Stored data entries:

----------

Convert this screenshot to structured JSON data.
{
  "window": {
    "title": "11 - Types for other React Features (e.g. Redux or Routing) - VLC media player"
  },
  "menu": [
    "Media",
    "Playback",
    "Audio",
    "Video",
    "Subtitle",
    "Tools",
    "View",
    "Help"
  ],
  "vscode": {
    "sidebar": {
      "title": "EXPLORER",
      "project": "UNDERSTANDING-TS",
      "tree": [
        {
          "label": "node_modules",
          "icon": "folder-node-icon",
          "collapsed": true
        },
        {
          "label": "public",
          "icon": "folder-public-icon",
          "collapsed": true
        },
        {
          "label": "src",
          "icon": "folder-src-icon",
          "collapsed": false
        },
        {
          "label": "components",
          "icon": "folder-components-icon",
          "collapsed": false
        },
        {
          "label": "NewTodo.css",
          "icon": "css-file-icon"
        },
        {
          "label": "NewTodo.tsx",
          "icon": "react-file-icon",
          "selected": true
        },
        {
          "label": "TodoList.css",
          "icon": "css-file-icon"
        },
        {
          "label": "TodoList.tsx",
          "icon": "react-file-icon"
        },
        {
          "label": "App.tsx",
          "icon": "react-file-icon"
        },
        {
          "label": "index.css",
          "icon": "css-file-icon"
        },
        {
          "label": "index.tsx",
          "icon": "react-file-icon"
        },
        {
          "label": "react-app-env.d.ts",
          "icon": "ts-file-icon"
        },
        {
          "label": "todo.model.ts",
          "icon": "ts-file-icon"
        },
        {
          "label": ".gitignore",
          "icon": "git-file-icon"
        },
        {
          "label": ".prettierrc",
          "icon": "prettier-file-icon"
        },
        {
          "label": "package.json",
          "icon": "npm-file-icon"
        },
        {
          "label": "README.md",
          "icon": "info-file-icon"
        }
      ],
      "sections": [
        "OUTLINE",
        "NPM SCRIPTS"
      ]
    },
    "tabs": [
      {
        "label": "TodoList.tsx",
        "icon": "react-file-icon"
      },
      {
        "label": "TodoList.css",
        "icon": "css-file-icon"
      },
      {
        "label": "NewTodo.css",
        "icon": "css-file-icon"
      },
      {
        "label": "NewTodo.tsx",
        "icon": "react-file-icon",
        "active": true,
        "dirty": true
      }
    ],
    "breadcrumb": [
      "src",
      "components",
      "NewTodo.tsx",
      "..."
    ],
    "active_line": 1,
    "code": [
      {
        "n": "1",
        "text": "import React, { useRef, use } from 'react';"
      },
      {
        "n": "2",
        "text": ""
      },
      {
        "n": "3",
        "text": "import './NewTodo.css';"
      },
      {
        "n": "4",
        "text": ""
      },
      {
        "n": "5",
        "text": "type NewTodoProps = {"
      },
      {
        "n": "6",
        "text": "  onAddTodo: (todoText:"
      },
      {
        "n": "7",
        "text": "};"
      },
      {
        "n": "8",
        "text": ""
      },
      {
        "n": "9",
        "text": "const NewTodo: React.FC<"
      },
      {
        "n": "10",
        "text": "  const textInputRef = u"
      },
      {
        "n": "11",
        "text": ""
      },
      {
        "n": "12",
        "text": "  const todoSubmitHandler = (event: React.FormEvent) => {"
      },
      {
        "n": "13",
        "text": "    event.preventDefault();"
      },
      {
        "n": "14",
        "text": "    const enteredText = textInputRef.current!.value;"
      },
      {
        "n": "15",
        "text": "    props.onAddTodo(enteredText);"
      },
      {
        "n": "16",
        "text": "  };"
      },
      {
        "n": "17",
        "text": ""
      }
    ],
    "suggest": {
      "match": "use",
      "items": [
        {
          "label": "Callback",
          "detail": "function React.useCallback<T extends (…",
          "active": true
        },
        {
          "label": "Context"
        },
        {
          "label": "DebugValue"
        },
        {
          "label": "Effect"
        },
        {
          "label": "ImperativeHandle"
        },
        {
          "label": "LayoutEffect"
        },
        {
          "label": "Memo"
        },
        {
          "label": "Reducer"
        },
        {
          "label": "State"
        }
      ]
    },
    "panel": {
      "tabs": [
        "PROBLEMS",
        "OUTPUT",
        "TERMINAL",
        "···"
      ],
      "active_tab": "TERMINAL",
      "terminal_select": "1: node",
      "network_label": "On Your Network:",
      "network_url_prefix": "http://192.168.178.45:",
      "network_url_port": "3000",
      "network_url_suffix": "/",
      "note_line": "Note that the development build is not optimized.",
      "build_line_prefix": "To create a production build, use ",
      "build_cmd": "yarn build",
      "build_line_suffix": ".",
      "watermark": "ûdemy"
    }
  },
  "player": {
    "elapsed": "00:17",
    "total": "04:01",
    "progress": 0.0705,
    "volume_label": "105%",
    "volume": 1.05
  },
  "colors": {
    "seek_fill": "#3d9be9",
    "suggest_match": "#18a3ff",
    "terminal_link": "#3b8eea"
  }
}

----------

The problem: Find the word "onAddTodo" in the entries, and copy every line it shows up in.

Completed exercise:
        "text": "  onAddTodo: (todoText:"
        "text": "    props.onAddTodo(enteredText);"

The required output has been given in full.